### TEXTO DE ORIGEM
========================================
Para definir o critério “suficientemente ativo” os pesquisadores usaram como referência as recomendações da Organização Mundial de Saúde (OMS) para adultos entre 18 e 64 anos — que, por sua vez, estão baseadas nas diretrizes das principais entidades médicas do mundo.
“Buscamos avaliar se havia alguma redução na prevalência de hospitalização também entre os que praticavam atividade física por um período menor que o recomendado, mas nesse caso a diferença não foi significativa do ponto de vista estatístico”, conta à Agência Fapesp Marcelo Rodrigues dos Santos, pós-doutorando na Faculdade de Medicina da Universidade de São Paulo (FM-USP) e idealizador da pesquisa.
O questionário contava com perguntas sobre o quadro clínico (sintomas, medicamentos e, no caso dos que foram hospitalizados, tempo de internação) e outros fatores que poderiam influenciar no desfecho da infecção, como idade, sexo, índice de massa corporal (IMC), doenças preexistentes, condições socioeconômicas, escolaridade, consumo de tabaco e nível de atividade física.
========================================
### DADOS PARA ANÁLISE
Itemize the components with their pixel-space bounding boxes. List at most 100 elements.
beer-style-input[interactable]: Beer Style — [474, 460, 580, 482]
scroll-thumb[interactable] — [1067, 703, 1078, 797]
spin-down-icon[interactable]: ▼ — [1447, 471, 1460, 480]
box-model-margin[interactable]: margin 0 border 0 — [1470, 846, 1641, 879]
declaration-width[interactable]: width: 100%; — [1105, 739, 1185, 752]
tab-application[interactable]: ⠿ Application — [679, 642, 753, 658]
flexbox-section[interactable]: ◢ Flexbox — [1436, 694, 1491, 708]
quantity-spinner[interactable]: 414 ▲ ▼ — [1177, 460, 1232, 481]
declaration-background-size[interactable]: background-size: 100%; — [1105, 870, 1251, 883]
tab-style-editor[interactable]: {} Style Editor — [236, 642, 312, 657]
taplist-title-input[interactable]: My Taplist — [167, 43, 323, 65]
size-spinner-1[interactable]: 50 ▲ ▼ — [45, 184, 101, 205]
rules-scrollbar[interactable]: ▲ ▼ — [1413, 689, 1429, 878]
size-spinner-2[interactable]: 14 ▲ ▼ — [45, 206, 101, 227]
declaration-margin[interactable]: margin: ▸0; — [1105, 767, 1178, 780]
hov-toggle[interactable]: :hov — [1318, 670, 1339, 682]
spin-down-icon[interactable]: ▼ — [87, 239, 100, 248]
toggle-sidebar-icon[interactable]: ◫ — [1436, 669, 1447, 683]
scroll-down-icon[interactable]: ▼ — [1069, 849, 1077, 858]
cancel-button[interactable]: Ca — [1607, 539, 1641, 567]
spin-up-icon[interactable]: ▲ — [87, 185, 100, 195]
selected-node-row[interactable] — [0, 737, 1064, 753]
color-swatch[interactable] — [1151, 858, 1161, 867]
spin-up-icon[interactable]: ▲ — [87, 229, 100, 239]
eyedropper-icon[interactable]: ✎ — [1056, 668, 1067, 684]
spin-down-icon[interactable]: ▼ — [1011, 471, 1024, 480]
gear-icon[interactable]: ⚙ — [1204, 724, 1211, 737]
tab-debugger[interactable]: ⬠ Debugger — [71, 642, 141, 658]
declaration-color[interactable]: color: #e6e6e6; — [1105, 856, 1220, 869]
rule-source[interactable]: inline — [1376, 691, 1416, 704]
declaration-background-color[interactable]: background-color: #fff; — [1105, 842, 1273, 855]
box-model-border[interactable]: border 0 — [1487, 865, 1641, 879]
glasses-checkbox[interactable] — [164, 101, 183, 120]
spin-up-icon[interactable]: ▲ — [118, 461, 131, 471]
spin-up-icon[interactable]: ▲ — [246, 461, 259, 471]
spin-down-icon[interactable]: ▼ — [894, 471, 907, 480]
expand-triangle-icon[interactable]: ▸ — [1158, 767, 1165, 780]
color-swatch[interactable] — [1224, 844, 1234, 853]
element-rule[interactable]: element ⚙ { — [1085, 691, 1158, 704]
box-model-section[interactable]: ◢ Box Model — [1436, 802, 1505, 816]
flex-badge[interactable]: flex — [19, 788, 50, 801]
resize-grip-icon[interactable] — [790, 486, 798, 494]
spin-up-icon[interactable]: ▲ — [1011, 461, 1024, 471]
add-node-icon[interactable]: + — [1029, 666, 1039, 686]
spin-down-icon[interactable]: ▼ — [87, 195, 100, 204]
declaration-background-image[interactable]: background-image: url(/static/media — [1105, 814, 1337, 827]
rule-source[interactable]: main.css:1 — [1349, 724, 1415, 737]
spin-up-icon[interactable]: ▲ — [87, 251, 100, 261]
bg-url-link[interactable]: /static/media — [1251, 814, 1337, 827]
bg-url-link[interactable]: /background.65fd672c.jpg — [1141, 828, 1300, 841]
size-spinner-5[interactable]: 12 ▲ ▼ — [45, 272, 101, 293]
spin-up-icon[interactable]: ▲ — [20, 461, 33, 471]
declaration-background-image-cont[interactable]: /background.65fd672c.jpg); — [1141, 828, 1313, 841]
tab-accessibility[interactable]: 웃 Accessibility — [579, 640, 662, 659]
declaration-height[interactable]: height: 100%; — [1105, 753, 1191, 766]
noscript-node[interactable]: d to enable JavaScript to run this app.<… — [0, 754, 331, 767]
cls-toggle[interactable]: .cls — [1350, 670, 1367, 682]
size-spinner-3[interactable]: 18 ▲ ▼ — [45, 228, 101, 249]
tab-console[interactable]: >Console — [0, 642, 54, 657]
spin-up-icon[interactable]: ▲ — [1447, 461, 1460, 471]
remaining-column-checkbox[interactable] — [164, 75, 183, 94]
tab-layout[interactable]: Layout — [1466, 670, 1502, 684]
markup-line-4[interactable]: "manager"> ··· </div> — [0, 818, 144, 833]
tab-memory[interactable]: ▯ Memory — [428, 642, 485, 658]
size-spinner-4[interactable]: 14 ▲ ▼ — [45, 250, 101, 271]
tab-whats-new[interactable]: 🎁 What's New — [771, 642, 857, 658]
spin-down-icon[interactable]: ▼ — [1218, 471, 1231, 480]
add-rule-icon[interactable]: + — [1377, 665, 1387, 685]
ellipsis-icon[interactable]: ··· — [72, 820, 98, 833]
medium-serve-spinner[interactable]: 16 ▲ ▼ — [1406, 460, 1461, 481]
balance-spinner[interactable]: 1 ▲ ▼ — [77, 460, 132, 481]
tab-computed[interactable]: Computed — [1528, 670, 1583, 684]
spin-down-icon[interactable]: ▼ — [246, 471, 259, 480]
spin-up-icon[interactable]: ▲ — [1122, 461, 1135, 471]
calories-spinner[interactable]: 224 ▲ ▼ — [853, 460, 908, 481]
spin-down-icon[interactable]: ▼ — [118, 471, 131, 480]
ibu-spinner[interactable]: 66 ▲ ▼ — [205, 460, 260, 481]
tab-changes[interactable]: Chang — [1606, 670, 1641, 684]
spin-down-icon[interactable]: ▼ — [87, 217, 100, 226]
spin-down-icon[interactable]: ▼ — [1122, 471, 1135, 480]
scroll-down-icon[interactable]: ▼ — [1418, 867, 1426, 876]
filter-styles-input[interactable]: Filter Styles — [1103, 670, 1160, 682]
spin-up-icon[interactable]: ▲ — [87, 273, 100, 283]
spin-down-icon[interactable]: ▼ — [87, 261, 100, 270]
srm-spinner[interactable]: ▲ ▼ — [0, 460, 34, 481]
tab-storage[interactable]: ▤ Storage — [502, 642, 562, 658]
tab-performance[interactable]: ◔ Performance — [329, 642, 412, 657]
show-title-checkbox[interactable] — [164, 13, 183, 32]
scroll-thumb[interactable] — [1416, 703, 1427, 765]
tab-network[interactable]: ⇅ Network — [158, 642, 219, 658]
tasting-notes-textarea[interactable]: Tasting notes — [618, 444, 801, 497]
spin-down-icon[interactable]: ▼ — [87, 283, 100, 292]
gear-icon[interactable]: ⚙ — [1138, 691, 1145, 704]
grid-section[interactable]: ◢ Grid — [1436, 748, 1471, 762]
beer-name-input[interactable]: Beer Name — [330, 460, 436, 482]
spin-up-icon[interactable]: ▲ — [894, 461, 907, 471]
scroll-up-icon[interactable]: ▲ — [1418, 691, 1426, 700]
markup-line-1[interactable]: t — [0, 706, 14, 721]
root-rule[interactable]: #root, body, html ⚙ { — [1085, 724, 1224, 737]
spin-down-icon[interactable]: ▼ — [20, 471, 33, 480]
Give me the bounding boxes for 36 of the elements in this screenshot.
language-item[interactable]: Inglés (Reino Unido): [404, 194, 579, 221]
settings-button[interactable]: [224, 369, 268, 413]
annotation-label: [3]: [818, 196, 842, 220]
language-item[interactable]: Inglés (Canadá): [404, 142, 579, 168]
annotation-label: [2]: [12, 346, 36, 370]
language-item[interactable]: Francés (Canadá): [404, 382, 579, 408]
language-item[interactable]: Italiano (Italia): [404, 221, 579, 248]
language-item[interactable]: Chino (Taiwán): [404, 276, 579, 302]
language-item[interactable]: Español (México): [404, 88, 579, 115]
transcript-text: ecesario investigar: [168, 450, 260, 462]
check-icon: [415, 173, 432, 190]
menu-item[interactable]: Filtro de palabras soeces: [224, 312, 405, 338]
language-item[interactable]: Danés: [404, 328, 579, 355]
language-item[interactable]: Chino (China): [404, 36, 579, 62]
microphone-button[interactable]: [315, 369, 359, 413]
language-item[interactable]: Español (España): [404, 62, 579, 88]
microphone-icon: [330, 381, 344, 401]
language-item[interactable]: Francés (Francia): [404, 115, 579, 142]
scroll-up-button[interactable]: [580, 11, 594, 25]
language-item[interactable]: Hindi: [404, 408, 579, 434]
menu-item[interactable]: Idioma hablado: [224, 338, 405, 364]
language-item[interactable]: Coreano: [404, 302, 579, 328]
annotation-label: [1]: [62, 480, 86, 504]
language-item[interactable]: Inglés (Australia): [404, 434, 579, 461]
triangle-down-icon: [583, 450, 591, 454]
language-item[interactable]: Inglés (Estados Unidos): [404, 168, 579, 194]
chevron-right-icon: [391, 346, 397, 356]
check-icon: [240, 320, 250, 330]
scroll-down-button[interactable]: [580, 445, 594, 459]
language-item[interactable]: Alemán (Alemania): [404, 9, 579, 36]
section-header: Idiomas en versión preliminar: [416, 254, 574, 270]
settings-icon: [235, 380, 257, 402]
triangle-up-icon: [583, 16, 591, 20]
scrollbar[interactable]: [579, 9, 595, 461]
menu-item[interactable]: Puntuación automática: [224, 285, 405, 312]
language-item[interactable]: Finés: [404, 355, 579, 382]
========================================
### PERGUNTAS A RESPONDER
(a) No texto sobre atividade física e hospitalização, que referência os pesquisadores usaram para definir o critério "suficientemente ativo"?
(b) Escreva a continuação do texto sobre atividade física e hospitalização, começando depois da última frase apresentada.

### RESPOSTAS DO EXERCÍCIO
(a) As recomendações da Organização Mundial de Saúde (OMS) para adultos entre 18 e 64 anos.

(b)
As respostas foram analisadas por modelos estatísticos e, como esperado, a prevalência de hospitalização foi maior entre os homens, os idosos (65 anos ou mais), os voluntários obesos ou com sobrepeso e os de menor nível socioeconômico e menor escolaridade. Contudo, mesmo após descontada a influência desses fatores de risco no resultado final, foi possível observar uma redução de 34,3% na prevalência de hospitalização no grupo “suficientemente ativo”.
Quando foram comparados apenas os voluntários que precisaram ser hospitalizados, o nível de atividade física pré-pandemia não conferiu proteção em termos de tempo de internação, intensidade dos sintomas e necessidade de suplementação de oxigênio ou de intubação.
“Por se tratar de um estudo observacional, não investigamos os mecanismos envolvidos na proteção conferida pela prática de atividade física. Mas há evidências robustas sobre os benefícios dos exercícios para a imunidade. Uma única sessão pode mobilizar bilhões de células de defesa, reintroduzindo-as na circulação”, afirma Santos.
Além disso, como destacam os autores no artigo, a prática de atividade física ajuda a controlar o peso e a prevenir doenças crônicas, como diabetes e hipertensão, considerados fatores de risco para o agravamento da infecção pelo SARS-CoV-2.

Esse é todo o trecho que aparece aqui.